DOCUMENT EXTRACT:
Many years ago in the days before ‘economic rationalism’ some government departments and certain commercial entities provided houses for their staff. In this way these staff were nearby when needed, even outside normal hours. The modern way in Sydney, it seems, is to ensure one’s employees live as far away from the job as is possible.*
The Sydney Harbour Trust, when it was formed in 1901, was responsible for the rebuilding of the commercial port of Sydney and the job was enormous. One of the first things it did was to consolidate its large force of working vessels on the centrally-positioned Goat Island.
A shipyard with repair facilities and slipways was established on the western side. On the other sides of the island the dredging service with its tugs, barges and staff was established along with the marine fire brigade, which is claimed to have been the first organised government fire brigade in Australia.
To operate this considerable body of equipment required many people. The requirement for the marine fire brigade to be quickly available in those pre two-way-radio days meant that it was preferable for additional staff to be nearby, something that was difficult on an island if the staff lived ashore. There was plenty of room on Goat Island’s roughly 500m by 300m.

RECORD EXCERPTS:
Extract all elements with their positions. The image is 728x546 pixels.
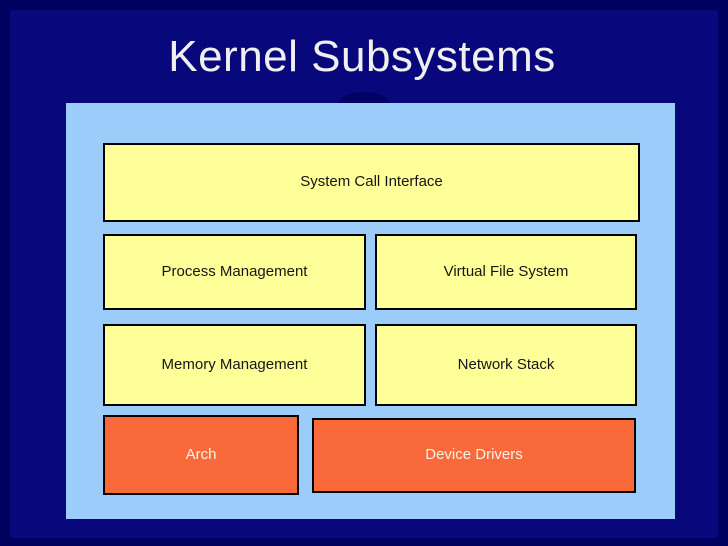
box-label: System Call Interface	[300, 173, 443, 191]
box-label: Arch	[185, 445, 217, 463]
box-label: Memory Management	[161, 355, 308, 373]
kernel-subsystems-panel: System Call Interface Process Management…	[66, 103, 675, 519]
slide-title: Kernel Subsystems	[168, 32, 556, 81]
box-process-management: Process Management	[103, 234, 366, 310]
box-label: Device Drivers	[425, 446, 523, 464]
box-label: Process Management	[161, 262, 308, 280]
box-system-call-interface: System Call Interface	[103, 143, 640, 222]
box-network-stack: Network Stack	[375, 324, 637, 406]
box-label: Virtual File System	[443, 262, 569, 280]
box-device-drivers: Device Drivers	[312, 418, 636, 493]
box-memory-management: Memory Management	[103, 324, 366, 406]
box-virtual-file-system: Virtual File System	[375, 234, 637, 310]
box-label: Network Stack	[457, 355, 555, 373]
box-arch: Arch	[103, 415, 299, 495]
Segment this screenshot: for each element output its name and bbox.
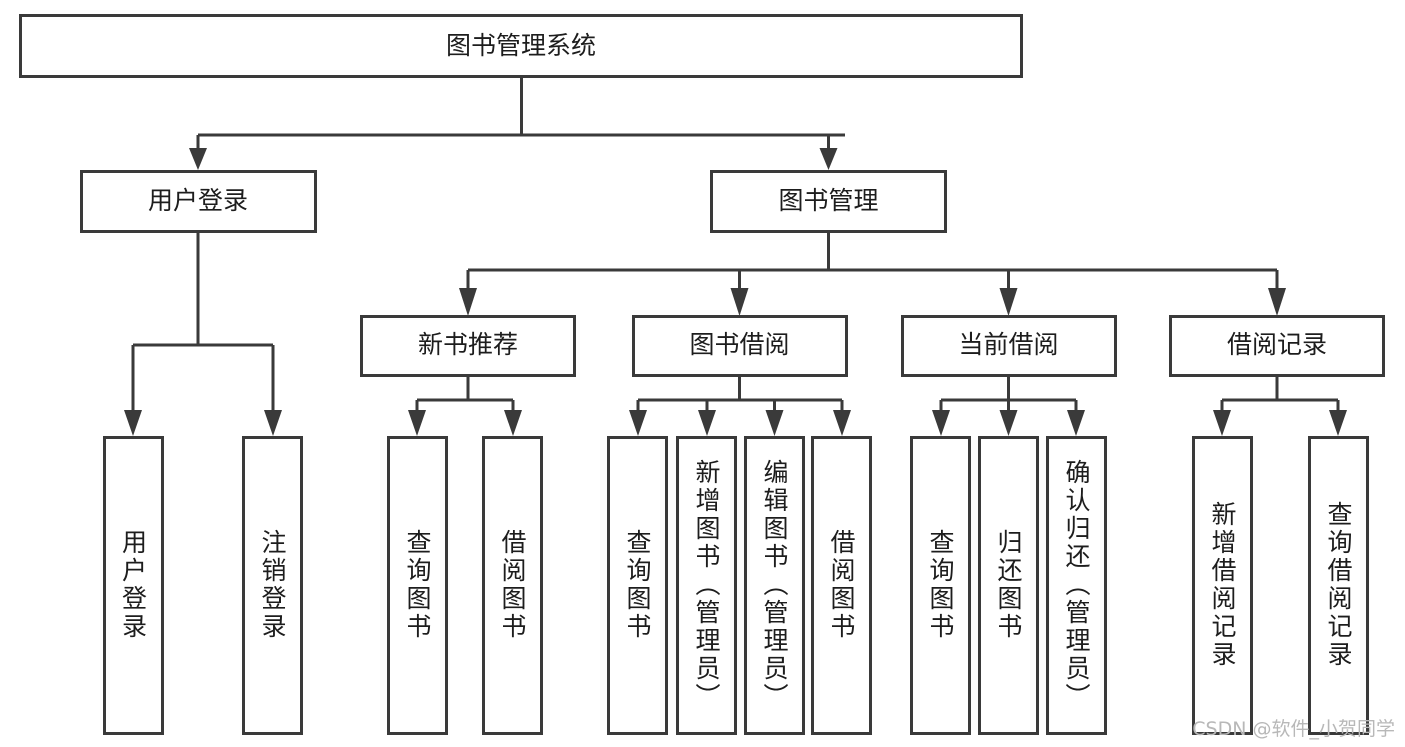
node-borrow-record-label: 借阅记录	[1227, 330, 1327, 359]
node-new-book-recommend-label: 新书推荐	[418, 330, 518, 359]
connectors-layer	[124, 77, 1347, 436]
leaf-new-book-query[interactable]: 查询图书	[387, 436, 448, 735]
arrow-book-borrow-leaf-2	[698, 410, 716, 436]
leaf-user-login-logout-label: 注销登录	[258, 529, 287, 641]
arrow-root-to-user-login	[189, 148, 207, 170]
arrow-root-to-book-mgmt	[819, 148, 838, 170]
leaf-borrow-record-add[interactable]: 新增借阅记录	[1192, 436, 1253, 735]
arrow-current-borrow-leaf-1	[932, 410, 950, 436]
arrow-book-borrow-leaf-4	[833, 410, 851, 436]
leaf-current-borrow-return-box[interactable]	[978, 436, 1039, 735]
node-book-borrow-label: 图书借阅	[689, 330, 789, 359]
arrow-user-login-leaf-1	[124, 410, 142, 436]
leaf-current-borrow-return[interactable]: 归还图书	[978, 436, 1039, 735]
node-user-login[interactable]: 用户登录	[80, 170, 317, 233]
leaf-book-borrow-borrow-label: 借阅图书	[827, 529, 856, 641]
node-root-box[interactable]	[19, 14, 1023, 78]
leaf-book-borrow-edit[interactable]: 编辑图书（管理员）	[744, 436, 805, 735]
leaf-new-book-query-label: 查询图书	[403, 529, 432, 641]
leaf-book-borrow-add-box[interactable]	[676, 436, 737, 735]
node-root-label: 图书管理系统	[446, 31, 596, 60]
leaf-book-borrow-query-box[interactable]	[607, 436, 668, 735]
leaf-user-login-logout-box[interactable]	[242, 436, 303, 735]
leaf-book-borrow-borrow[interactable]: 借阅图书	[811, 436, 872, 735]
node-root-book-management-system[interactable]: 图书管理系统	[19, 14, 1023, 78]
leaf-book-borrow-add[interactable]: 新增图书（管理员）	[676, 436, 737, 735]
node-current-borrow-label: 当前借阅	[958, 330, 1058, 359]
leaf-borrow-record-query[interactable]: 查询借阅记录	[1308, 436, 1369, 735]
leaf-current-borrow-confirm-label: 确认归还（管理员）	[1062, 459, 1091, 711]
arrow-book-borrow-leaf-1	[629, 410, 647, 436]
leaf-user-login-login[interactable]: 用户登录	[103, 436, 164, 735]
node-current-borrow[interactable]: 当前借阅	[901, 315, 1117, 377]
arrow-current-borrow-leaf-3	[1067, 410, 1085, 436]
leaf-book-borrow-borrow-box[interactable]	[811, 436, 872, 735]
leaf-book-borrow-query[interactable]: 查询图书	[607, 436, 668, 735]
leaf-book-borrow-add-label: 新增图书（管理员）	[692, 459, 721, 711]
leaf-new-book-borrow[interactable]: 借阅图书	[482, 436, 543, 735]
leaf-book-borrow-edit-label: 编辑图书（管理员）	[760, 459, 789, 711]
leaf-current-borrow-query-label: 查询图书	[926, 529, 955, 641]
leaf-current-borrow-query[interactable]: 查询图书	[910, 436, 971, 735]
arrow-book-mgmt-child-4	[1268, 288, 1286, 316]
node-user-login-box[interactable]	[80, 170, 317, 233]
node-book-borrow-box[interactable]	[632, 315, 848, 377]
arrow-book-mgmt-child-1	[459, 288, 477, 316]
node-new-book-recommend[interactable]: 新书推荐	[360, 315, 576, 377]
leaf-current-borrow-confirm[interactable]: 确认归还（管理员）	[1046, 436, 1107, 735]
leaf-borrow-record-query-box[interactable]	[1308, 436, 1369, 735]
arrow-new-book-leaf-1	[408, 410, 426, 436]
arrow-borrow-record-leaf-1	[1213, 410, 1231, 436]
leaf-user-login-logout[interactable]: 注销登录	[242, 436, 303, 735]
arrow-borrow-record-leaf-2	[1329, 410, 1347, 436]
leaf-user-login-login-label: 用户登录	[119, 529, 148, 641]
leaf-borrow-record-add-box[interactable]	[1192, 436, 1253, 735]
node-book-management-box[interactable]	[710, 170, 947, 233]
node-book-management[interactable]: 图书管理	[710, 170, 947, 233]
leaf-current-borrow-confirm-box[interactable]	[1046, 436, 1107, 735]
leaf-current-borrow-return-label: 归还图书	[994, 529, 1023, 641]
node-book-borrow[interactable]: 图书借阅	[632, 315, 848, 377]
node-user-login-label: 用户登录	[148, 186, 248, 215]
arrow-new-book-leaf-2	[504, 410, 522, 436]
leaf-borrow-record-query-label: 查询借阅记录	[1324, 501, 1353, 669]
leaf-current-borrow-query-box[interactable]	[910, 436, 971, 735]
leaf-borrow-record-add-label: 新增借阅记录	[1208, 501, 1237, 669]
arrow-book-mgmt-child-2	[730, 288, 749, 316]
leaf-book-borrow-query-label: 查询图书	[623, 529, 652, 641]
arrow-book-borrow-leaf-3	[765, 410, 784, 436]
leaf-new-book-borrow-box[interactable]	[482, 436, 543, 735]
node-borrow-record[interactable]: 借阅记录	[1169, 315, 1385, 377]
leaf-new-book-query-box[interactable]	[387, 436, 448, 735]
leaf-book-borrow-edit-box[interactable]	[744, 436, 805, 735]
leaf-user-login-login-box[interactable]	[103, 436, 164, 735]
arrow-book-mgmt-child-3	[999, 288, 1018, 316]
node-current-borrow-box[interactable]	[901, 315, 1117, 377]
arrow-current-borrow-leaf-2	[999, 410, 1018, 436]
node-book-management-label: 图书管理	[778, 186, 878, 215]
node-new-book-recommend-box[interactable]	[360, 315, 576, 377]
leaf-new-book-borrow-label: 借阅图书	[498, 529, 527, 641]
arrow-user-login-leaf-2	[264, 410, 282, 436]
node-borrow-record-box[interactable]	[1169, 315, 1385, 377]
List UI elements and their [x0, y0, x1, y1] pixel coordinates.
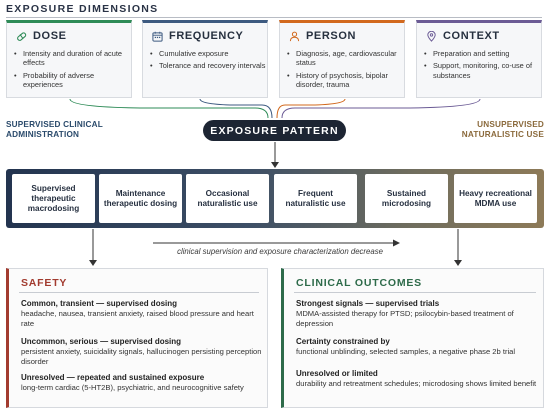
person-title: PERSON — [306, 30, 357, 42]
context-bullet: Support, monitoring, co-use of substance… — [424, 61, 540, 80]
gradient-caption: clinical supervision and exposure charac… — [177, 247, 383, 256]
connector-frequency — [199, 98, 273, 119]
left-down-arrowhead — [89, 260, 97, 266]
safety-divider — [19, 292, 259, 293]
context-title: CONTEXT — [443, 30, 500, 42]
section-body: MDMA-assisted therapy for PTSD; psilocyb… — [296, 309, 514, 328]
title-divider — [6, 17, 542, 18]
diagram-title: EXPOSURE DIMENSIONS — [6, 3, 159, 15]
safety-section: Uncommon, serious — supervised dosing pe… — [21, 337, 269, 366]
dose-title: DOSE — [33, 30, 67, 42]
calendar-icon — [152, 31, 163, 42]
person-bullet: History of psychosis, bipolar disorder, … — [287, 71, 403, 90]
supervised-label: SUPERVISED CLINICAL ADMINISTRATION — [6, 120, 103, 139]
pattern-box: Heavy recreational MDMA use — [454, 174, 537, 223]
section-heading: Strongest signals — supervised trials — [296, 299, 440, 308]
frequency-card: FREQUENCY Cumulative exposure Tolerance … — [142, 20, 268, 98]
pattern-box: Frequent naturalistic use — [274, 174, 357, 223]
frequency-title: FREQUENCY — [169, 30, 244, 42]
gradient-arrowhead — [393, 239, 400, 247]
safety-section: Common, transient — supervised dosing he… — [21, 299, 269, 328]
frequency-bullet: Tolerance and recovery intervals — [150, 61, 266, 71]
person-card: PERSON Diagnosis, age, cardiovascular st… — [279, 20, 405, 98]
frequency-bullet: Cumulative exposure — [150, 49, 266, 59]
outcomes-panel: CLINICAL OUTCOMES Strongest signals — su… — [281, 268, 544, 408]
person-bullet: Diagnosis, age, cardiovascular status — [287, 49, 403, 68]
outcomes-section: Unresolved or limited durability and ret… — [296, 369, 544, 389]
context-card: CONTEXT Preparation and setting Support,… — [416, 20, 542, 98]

WORK TO DO:
**1.** List the facilities the Goat Island text says were set up on the island.
**2.** According to the Goat Island text, what is the rough size of Goat Island?
**3.** Please write the next part of the Goat Island text, picking up after its last sentence.
None of the entries is needed here.

RESPONSES FOR EACH TASK:
**1.**
- A shipyard with repair facilities and slipways
- The dredging service with its tugs, barges and staff
- The marine fire brigade

**2.** Roughly 500m by 300m.

**3.**
From the end of World War One for perhaps a decade, two rows of self-contained houses and a single-men’s barracks were built on the crown of the island and along the lower part of the eastern side. The houses were fairly standard solid cottages of the period and were of various sizes according to the family needs or staff seniority of the intended occupants.
In pride of place was the magnificent two story Harbourmaster’s house with its strategically-placed balcony from which this august individual, armed no doubt with a telescope and a signalman nearby, could keep an eye on the commercial activities of the port.
Not counting the single men’s barracks which was used, mainly, by the duty fire crew, there was a dozen homes on the island. Of these only two were not purpose built. On the southern end of the island is the stone-built officers quarters, dating back to the 1830s when the island was used as a convict gaol. The separate kitchen and storeroom area was in use as a family home when I began work on the island in 1980.
On the eastern point of the island, facing directly towards the Harbour Bridge was and is House Number 12. This started life as the headquarters of the Water Police which had earlier been known as the ‘Rowboat Guard’ (Afloat Nov’89) and who probably still used oars and sails to patrol the port. According to an old Maritime Services Board publication the building was erected in 1838 and it also served to accommodate some, perhaps, of the soldiers who were required to control the convicts which were kept on the island.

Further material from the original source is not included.